Some records
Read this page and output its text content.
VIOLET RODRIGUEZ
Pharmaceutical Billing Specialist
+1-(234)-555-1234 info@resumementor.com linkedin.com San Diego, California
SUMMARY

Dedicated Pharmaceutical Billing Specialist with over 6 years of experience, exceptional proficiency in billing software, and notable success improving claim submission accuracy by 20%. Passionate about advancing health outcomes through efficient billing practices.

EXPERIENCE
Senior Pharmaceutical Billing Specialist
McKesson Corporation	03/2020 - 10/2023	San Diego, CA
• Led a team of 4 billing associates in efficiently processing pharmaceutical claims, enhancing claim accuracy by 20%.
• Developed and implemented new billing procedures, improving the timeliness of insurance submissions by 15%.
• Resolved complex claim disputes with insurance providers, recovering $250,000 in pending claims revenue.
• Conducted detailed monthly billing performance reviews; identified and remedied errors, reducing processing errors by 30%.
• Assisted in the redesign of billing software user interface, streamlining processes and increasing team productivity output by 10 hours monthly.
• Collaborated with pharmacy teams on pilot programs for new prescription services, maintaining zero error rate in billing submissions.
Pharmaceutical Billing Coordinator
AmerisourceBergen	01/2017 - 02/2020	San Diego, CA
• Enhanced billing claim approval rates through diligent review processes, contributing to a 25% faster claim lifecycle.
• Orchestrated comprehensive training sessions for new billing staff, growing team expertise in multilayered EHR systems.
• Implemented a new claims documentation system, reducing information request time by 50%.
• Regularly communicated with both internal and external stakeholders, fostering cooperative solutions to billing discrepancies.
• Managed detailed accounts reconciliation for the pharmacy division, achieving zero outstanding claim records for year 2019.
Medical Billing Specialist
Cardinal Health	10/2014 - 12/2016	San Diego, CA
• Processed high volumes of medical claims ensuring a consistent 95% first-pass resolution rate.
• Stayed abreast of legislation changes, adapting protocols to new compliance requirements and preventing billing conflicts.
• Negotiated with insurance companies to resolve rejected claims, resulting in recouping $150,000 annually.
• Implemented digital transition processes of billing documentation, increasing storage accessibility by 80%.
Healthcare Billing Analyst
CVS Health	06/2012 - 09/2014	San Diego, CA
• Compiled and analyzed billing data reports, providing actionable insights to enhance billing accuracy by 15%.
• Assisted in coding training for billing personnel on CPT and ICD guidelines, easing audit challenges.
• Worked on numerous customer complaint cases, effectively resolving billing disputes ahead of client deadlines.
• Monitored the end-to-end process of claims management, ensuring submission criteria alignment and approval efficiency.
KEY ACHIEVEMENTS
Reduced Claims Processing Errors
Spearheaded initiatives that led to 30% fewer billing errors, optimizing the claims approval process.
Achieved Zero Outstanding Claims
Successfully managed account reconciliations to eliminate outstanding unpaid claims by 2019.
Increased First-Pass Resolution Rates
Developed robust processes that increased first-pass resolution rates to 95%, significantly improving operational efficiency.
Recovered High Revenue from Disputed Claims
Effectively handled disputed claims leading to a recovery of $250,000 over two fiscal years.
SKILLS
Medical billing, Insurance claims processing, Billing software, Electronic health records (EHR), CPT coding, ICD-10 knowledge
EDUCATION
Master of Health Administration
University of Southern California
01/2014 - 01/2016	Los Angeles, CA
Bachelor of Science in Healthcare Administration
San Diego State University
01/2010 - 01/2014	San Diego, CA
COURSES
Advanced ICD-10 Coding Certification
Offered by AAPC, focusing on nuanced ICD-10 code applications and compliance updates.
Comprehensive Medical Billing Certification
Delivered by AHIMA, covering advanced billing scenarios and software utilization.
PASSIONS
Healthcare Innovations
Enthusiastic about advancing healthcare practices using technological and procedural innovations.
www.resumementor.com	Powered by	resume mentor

--- Task prompt ---
Every record shown above should be written out again exactly.

--- Response to the task ---
Read this page and output its text content.
VIOLET RODRIGUEZ
Pharmaceutical Billing Specialist
+1-(234)-555-1234 info@resumementor.com linkedin.com San Diego, California
SUMMARY

Dedicated Pharmaceutical Billing Specialist with over 6 years of experience, exceptional proficiency in billing software, and notable success improving claim submission accuracy by 20%. Passionate about advancing health outcomes through efficient billing practices.

EXPERIENCE
Senior Pharmaceutical Billing Specialist
McKesson Corporation	03/2020 - 10/2023	San Diego, CA
• Led a team of 4 billing associates in efficiently processing pharmaceutical claims, enhancing claim accuracy by 20%.
• Developed and implemented new billing procedures, improving the timeliness of insurance submissions by 15%.
• Resolved complex claim disputes with insurance providers, recovering $250,000 in pending claims revenue.
• Conducted detailed monthly billing performance reviews; identified and remedied errors, reducing processing errors by 30%.
• Assisted in the redesign of billing software user interface, streamlining processes and increasing team productivity output by 10 hours monthly.
• Collaborated with pharmacy teams on pilot programs for new prescription services, maintaining zero error rate in billing submissions.
Pharmaceutical Billing Coordinator
AmerisourceBergen	01/2017 - 02/2020	San Diego, CA
• Enhanced billing claim approval rates through diligent review processes, contributing to a 25% faster claim lifecycle.
• Orchestrated comprehensive training sessions for new billing staff, growing team expertise in multilayered EHR systems.
• Implemented a new claims documentation system, reducing information request time by 50%.
• Regularly communicated with both internal and external stakeholders, fostering cooperative solutions to billing discrepancies.
• Managed detailed accounts reconciliation for the pharmacy division, achieving zero outstanding claim records for year 2019.
Medical Billing Specialist
Cardinal Health	10/2014 - 12/2016	San Diego, CA
• Processed high volumes of medical claims ensuring a consistent 95% first-pass resolution rate.
• Stayed abreast of legislation changes, adapting protocols to new compliance requirements and preventing billing conflicts.
• Negotiated with insurance companies to resolve rejected claims, resulting in recouping $150,000 annually.
• Implemented digital transition processes of billing documentation, increasing storage accessibility by 80%.
Healthcare Billing Analyst
CVS Health	06/2012 - 09/2014	San Diego, CA
• Compiled and analyzed billing data reports, providing actionable insights to enhance billing accuracy by 15%.
• Assisted in coding training for billing personnel on CPT and ICD guidelines, easing audit challenges.
• Worked on numerous customer complaint cases, effectively resolving billing disputes ahead of client deadlines.
• Monitored the end-to-end process of claims management, ensuring submission criteria alignment and approval efficiency.
KEY ACHIEVEMENTS
Reduced Claims Processing Errors
Spearheaded initiatives that led to 30% fewer billing errors, optimizing the claims approval process.
Achieved Zero Outstanding Claims
Successfully managed account reconciliations to eliminate outstanding unpaid claims by 2019.
Increased First-Pass Resolution Rates
Developed robust processes that increased first-pass resolution rates to 95%, significantly improving operational efficiency.
Recovered High Revenue from Disputed Claims
Effectively handled disputed claims leading to a recovery of $250,000 over two fiscal years.
SKILLS
Medical billing, Insurance claims processing, Billing software, Electronic health records (EHR), CPT coding, ICD-10 knowledge
EDUCATION
Master of Health Administration
University of Southern California
01/2014 - 01/2016	Los Angeles, CA
Bachelor of Science in Healthcare Administration
San Diego State University
01/2010 - 01/2014	San Diego, CA
COURSES
Advanced ICD-10 Coding Certification
Offered by AAPC, focusing on nuanced ICD-10 code applications and compliance updates.
Comprehensive Medical Billing Certification
Delivered by AHIMA, covering advanced billing scenarios and software utilization.
PASSIONS
Healthcare Innovations
Enthusiastic about advancing healthcare practices using technological and procedural innovations.
www.resumementor.com	Powered by	resume mentor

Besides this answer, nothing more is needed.